_Prompt:_ Leave out the pictures and copy everything else below exactly.

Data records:
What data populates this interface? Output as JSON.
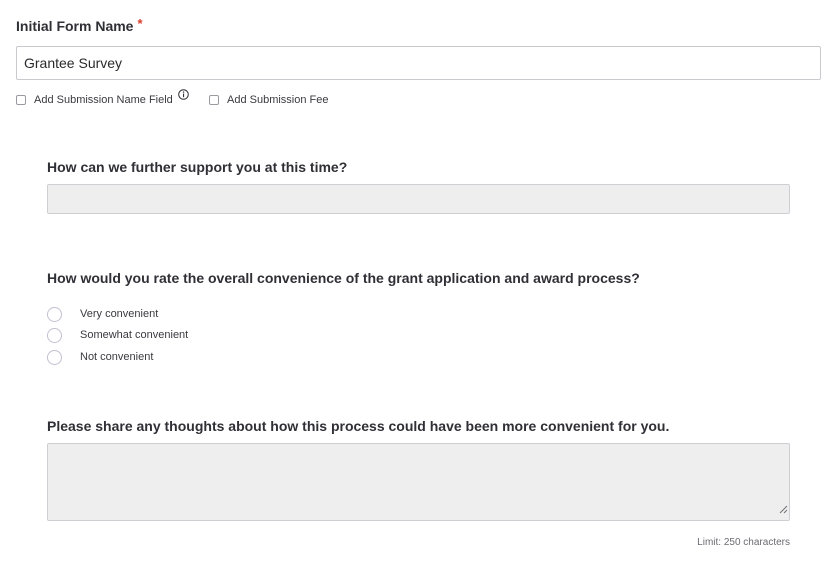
{
  "form_name": {
    "label": "Initial Form Name",
    "required_marker": "*",
    "value": "Grantee Survey"
  },
  "options": {
    "submission_name_field": {
      "label": "Add Submission Name Field",
      "checked": false,
      "info_icon": "info-icon"
    },
    "submission_fee": {
      "label": "Add Submission Fee",
      "checked": false
    }
  },
  "questions": [
    {
      "text": "How can we further support you at this time?",
      "type": "short-text",
      "value": ""
    },
    {
      "text": "How would you rate the overall convenience of the grant application and award process?",
      "type": "radio",
      "choices": [
        "Very convenient",
        "Somewhat convenient",
        "Not convenient"
      ]
    },
    {
      "text": "Please share any thoughts about how this process could have been more convenient for you.",
      "type": "long-text",
      "value": "",
      "limit_text": "Limit: 250 characters"
    }
  ],
  "colors": {
    "required": "#d93a2b",
    "disabled_field_bg": "#efeeef",
    "text": "#2f2f36"
  }
}
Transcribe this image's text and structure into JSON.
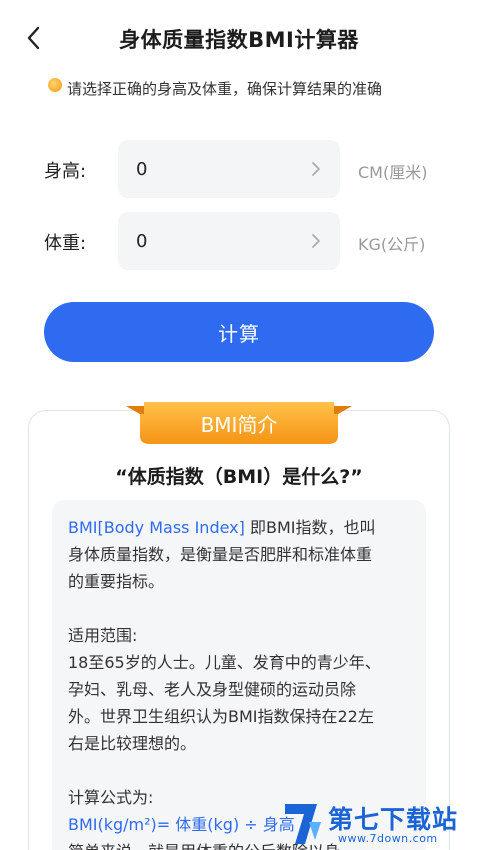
{
  "header": {
    "back_icon": "chevron-left-icon",
    "title": "身体质量指数BMI计算器"
  },
  "hint": {
    "icon": "bulb-icon",
    "text": "请选择正确的身高及体重，确保计算结果的准确"
  },
  "form": {
    "height": {
      "label": "身高:",
      "value": "0",
      "unit": "CM(厘米)"
    },
    "weight": {
      "label": "体重:",
      "value": "0",
      "unit": "KG(公斤)"
    },
    "calc_label": "计算"
  },
  "card": {
    "ribbon": "BMI简介",
    "question": "“体质指数（BMI）是什么?”",
    "intro_highlight": "BMI[Body Mass Index]",
    "intro_line1_rest": " 即BMI指数，也叫",
    "intro_line2": "身体质量指数，是衡量是否肥胖和标准体重",
    "intro_line3": "的重要指标。",
    "scope_title": "适用范围:",
    "scope_line1": "18至65岁的人士。儿童、发育中的青少年、",
    "scope_line2": "孕妇、乳母、老人及身型健硕的运动员除",
    "scope_line3": "外。世界卫生组织认为BMI指数保持在22左",
    "scope_line4": "右是比较理想的。",
    "formula_title": "计算公式为:",
    "formula": "BMI(kg/m²)= 体重(kg) ÷ 身高",
    "simple_line": "简单来说，就是用体重的公斤数除以身"
  },
  "watermark": {
    "text": "第七下载站",
    "url": "www.7down.com"
  },
  "colors": {
    "primary": "#2f6bf1",
    "ribbon": "#f7a21b",
    "field_bg": "#f4f5f7"
  }
}
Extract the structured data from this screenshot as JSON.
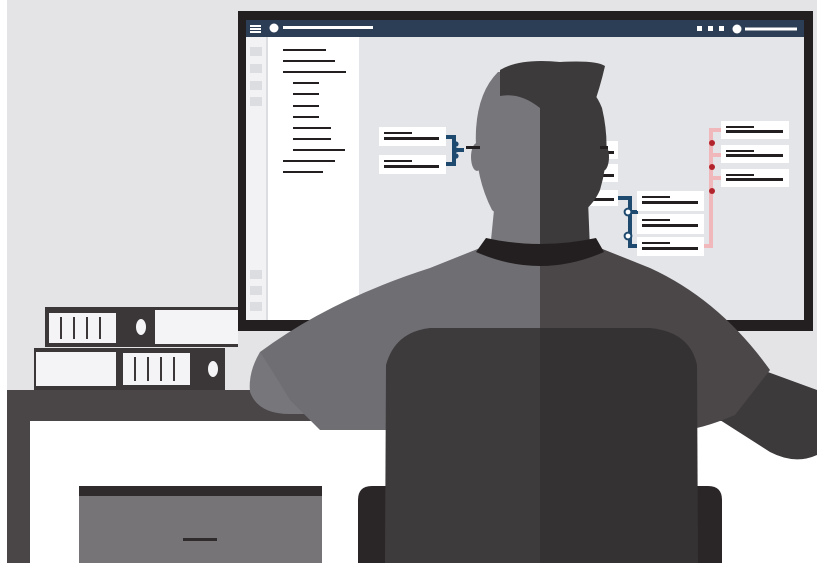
{
  "palette": {
    "wall": "#e4e4e6",
    "desk_top": "#4a4547",
    "desk_dark": "#2f2b2c",
    "monitor_frame": "#231f20",
    "screen_bg": "#e4e5e8",
    "titlebar": "#2c3e55",
    "sidebar_bg": "#ffffff",
    "rail_bg": "#f2f2f4",
    "bar_dark": "#231f20",
    "bar_blue": "#1e4a70",
    "bar_pink": "#f1b8bc",
    "dot_red": "#b3252c",
    "skin_light": "#77767a",
    "skin_dark": "#3d3a3c",
    "shirt_light": "#6f6e72",
    "shirt_dark": "#4b4749",
    "chair": "#3e3b3d",
    "chair_dark": "#2a2627",
    "binder_dark": "#3b3738",
    "binder_white": "#f4f4f6",
    "drawer": "#767477"
  },
  "icons": {
    "menu": "hamburger-icon",
    "app": "app-dot-icon",
    "window_controls": [
      "window-square-icon",
      "window-square-icon",
      "window-square-icon"
    ],
    "account": "account-dot-icon"
  }
}
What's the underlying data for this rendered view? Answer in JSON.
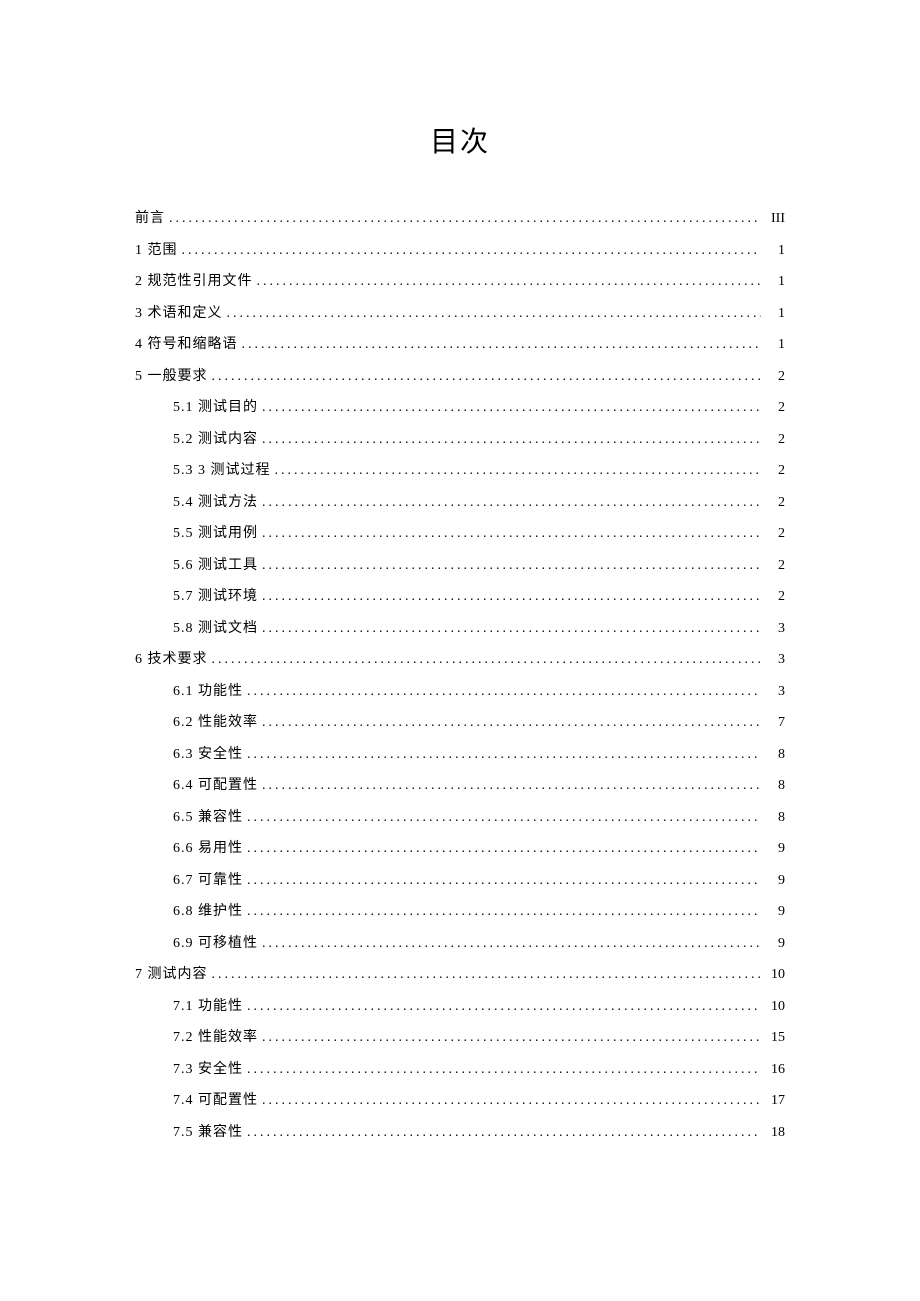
{
  "title": "目次",
  "entries": [
    {
      "level": 1,
      "label": "前言",
      "page": "III"
    },
    {
      "level": 1,
      "label": "1 范围",
      "page": "1"
    },
    {
      "level": 1,
      "label": "2 规范性引用文件",
      "page": "1"
    },
    {
      "level": 1,
      "label": "3 术语和定义",
      "page": "1"
    },
    {
      "level": 1,
      "label": "4 符号和缩略语",
      "page": "1"
    },
    {
      "level": 1,
      "label": "5 一般要求",
      "page": "2"
    },
    {
      "level": 2,
      "label": "5.1  测试目的",
      "page": "2"
    },
    {
      "level": 2,
      "label": "5.2  测试内容",
      "page": "2"
    },
    {
      "level": 2,
      "label": "5.3 3 测试过程",
      "page": "2"
    },
    {
      "level": 2,
      "label": "5.4  测试方法",
      "page": "2"
    },
    {
      "level": 2,
      "label": "5.5  测试用例",
      "page": "2"
    },
    {
      "level": 2,
      "label": "5.6 测试工具",
      "page": "2"
    },
    {
      "level": 2,
      "label": "5.7 测试环境",
      "page": "2"
    },
    {
      "level": 2,
      "label": "5.8 测试文档",
      "page": "3"
    },
    {
      "level": 1,
      "label": "6 技术要求",
      "page": "3"
    },
    {
      "level": 2,
      "label": "6.1 功能性",
      "page": "3"
    },
    {
      "level": 2,
      "label": "6.2 性能效率",
      "page": "7"
    },
    {
      "level": 2,
      "label": "6.3 安全性",
      "page": "8"
    },
    {
      "level": 2,
      "label": "6.4 可配置性",
      "page": "8"
    },
    {
      "level": 2,
      "label": "6.5 兼容性",
      "page": "8"
    },
    {
      "level": 2,
      "label": "6.6 易用性",
      "page": "9"
    },
    {
      "level": 2,
      "label": "6.7 可靠性",
      "page": "9"
    },
    {
      "level": 2,
      "label": "6.8 维护性",
      "page": "9"
    },
    {
      "level": 2,
      "label": "6.9 可移植性",
      "page": "9"
    },
    {
      "level": 1,
      "label": "7 测试内容",
      "page": "10"
    },
    {
      "level": 2,
      "label": "7.1 功能性",
      "page": "10"
    },
    {
      "level": 2,
      "label": "7.2 性能效率",
      "page": "15"
    },
    {
      "level": 2,
      "label": "7.3 安全性",
      "page": "16"
    },
    {
      "level": 2,
      "label": "7.4 可配置性",
      "page": "17"
    },
    {
      "level": 2,
      "label": "7.5 兼容性",
      "page": "18"
    }
  ]
}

_Exercise result:_
What data populates this interface? Output as JSON.
{
  "form_name": {
    "label": "Initial Form Name",
    "required_marker": "*",
    "value": "Grantee Survey"
  },
  "options": {
    "submission_name_field": {
      "label": "Add Submission Name Field",
      "checked": false,
      "info_icon": "info-icon"
    },
    "submission_fee": {
      "label": "Add Submission Fee",
      "checked": false
    }
  },
  "questions": [
    {
      "text": "How can we further support you at this time?",
      "type": "short-text",
      "value": ""
    },
    {
      "text": "How would you rate the overall convenience of the grant application and award process?",
      "type": "radio",
      "choices": [
        "Very convenient",
        "Somewhat convenient",
        "Not convenient"
      ]
    },
    {
      "text": "Please share any thoughts about how this process could have been more convenient for you.",
      "type": "long-text",
      "value": "",
      "limit_text": "Limit: 250 characters"
    }
  ],
  "colors": {
    "required": "#d93a2b",
    "disabled_field_bg": "#efeeef",
    "text": "#2f2f36"
  }
}
Transcribe this image's text and structure into JSON.
{
  "header": {
    "back_icon": "chevron-left-icon",
    "title": "身体质量指数BMI计算器"
  },
  "hint": {
    "icon": "bulb-icon",
    "text": "请选择正确的身高及体重，确保计算结果的准确"
  },
  "form": {
    "height": {
      "label": "身高:",
      "value": "0",
      "unit": "CM(厘米)"
    },
    "weight": {
      "label": "体重:",
      "value": "0",
      "unit": "KG(公斤)"
    },
    "calc_label": "计算"
  },
  "card": {
    "ribbon": "BMI简介",
    "question": "“体质指数（BMI）是什么?”",
    "intro_highlight": "BMI[Body Mass Index]",
    "intro_line1_rest": " 即BMI指数，也叫",
    "intro_line2": "身体质量指数，是衡量是否肥胖和标准体重",
    "intro_line3": "的重要指标。",
    "scope_title": "适用范围:",
    "scope_line1": "18至65岁的人士。儿童、发育中的青少年、",
    "scope_line2": "孕妇、乳母、老人及身型健硕的运动员除",
    "scope_line3": "外。世界卫生组织认为BMI指数保持在22左",
    "scope_line4": "右是比较理想的。",
    "formula_title": "计算公式为:",
    "formula": "BMI(kg/m²)= 体重(kg) ÷ 身高",
    "simple_line": "简单来说，就是用体重的公斤数除以身"
  },
  "watermark": {
    "text": "第七下载站",
    "url": "www.7down.com"
  },
  "colors": {
    "primary": "#2f6bf1",
    "ribbon": "#f7a21b",
    "field_bg": "#f4f5f7"
  }
}
Extract the structured data from this screenshot as JSON.
{
  "palette": {
    "wall": "#e4e4e6",
    "desk_top": "#4a4547",
    "desk_dark": "#2f2b2c",
    "monitor_frame": "#231f20",
    "screen_bg": "#e4e5e8",
    "titlebar": "#2c3e55",
    "sidebar_bg": "#ffffff",
    "rail_bg": "#f2f2f4",
    "bar_dark": "#231f20",
    "bar_blue": "#1e4a70",
    "bar_pink": "#f1b8bc",
    "dot_red": "#b3252c",
    "skin_light": "#77767a",
    "skin_dark": "#3d3a3c",
    "shirt_light": "#6f6e72",
    "shirt_dark": "#4b4749",
    "chair": "#3e3b3d",
    "chair_dark": "#2a2627",
    "binder_dark": "#3b3738",
    "binder_white": "#f4f4f6",
    "drawer": "#767477"
  },
  "icons": {
    "menu": "hamburger-icon",
    "app": "app-dot-icon",
    "window_controls": [
      "window-square-icon",
      "window-square-icon",
      "window-square-icon"
    ],
    "account": "account-dot-icon"
  }
}
What's the underlying data for this rendered view? Answer in JSON.
{
  "title": "目次",
  "entries": [
    {
      "level": 1,
      "label": "前言",
      "page": "III"
    },
    {
      "level": 1,
      "label": "1 范围",
      "page": "1"
    },
    {
      "level": 1,
      "label": "2 规范性引用文件",
      "page": "1"
    },
    {
      "level": 1,
      "label": "3 术语和定义",
      "page": "1"
    },
    {
      "level": 1,
      "label": "4 符号和缩略语",
      "page": "1"
    },
    {
      "level": 1,
      "label": "5 一般要求",
      "page": "2"
    },
    {
      "level": 2,
      "label": "5.1  测试目的",
      "page": "2"
    },
    {
      "level": 2,
      "label": "5.2  测试内容",
      "page": "2"
    },
    {
      "level": 2,
      "label": "5.3 3 测试过程",
      "page": "2"
    },
    {
      "level": 2,
      "label": "5.4  测试方法",
      "page": "2"
    },
    {
      "level": 2,
      "label": "5.5  测试用例",
      "page": "2"
    },
    {
      "level": 2,
      "label": "5.6 测试工具",
      "page": "2"
    },
    {
      "level": 2,
      "label": "5.7 测试环境",
      "page": "2"
    },
    {
      "level": 2,
      "label": "5.8 测试文档",
      "page": "3"
    },
    {
      "level": 1,
      "label": "6 技术要求",
      "page": "3"
    },
    {
      "level": 2,
      "label": "6.1 功能性",
      "page": "3"
    },
    {
      "level": 2,
      "label": "6.2 性能效率",
      "page": "7"
    },
    {
      "level": 2,
      "label": "6.3 安全性",
      "page": "8"
    },
    {
      "level": 2,
      "label": "6.4 可配置性",
      "page": "8"
    },
    {
      "level": 2,
      "label": "6.5 兼容性",
      "page": "8"
    },
    {
      "level": 2,
      "label": "6.6 易用性",
      "page": "9"
    },
    {
      "level": 2,
      "label": "6.7 可靠性",
      "page": "9"
    },
    {
      "level": 2,
      "label": "6.8 维护性",
      "page": "9"
    },
    {
      "level": 2,
      "label": "6.9 可移植性",
      "page": "9"
    },
    {
      "level": 1,
      "label": "7 测试内容",
      "page": "10"
    },
    {
      "level": 2,
      "label": "7.1 功能性",
      "page": "10"
    },
    {
      "level": 2,
      "label": "7.2 性能效率",
      "page": "15"
    },
    {
      "level": 2,
      "label": "7.3 安全性",
      "page": "16"
    },
    {
      "level": 2,
      "label": "7.4 可配置性",
      "page": "17"
    },
    {
      "level": 2,
      "label": "7.5 兼容性",
      "page": "18"
    }
  ]
}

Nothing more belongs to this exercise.